▶ Problem to work on
Return the records, each one exactly as written.

▶ Exercise input
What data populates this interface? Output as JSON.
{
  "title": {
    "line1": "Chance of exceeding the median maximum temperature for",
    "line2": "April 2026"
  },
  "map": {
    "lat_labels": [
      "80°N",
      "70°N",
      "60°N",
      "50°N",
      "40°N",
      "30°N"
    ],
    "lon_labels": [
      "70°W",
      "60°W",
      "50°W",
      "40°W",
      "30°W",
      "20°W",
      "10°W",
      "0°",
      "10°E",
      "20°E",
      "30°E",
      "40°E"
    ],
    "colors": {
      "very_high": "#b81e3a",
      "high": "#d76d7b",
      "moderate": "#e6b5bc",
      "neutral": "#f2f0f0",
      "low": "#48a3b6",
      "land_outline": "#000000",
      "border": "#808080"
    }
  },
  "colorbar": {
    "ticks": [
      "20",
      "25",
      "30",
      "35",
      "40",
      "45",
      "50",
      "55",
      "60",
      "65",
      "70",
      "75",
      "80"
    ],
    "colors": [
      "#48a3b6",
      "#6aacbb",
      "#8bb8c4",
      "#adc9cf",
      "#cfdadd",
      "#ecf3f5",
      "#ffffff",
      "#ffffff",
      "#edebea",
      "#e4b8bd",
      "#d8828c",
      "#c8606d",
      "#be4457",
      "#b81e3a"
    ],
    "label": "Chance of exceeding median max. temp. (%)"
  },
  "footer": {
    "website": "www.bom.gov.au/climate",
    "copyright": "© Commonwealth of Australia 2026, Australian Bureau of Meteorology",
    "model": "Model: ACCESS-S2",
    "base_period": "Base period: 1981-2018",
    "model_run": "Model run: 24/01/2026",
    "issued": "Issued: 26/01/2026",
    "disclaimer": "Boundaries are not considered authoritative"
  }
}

▶ Response to the task
What data populates this interface? Output as JSON.
{
  "title": {
    "line1": "Chance of exceeding the median maximum temperature for",
    "line2": "April 2026"
  },
  "map": {
    "lat_labels": [
      "80°N",
      "70°N",
      "60°N",
      "50°N",
      "40°N",
      "30°N"
    ],
    "lon_labels": [
      "70°W",
      "60°W",
      "50°W",
      "40°W",
      "30°W",
      "20°W",
      "10°W",
      "0°",
      "10°E",
      "20°E",
      "30°E",
      "40°E"
    ],
    "colors": {
      "very_high": "#b81e3a",
      "high": "#d76d7b",
      "moderate": "#e6b5bc",
      "neutral": "#f2f0f0",
      "low": "#48a3b6",
      "land_outline": "#000000",
      "border": "#808080"
    }
  },
  "colorbar": {
    "ticks": [
      "20",
      "25",
      "30",
      "35",
      "40",
      "45",
      "50",
      "55",
      "60",
      "65",
      "70",
      "75",
      "80"
    ],
    "colors": [
      "#48a3b6",
      "#6aacbb",
      "#8bb8c4",
      "#adc9cf",
      "#cfdadd",
      "#ecf3f5",
      "#ffffff",
      "#ffffff",
      "#edebea",
      "#e4b8bd",
      "#d8828c",
      "#c8606d",
      "#be4457",
      "#b81e3a"
    ],
    "label": "Chance of exceeding median max. temp. (%)"
  },
  "footer": {
    "website": "www.bom.gov.au/climate",
    "copyright": "© Commonwealth of Australia 2026, Australian Bureau of Meteorology",
    "model": "Model: ACCESS-S2",
    "base_period": "Base period: 1981-2018",
    "model_run": "Model run: 24/01/2026",
    "issued": "Issued: 26/01/2026",
    "disclaimer": "Boundaries are not considered authoritative"
  }
}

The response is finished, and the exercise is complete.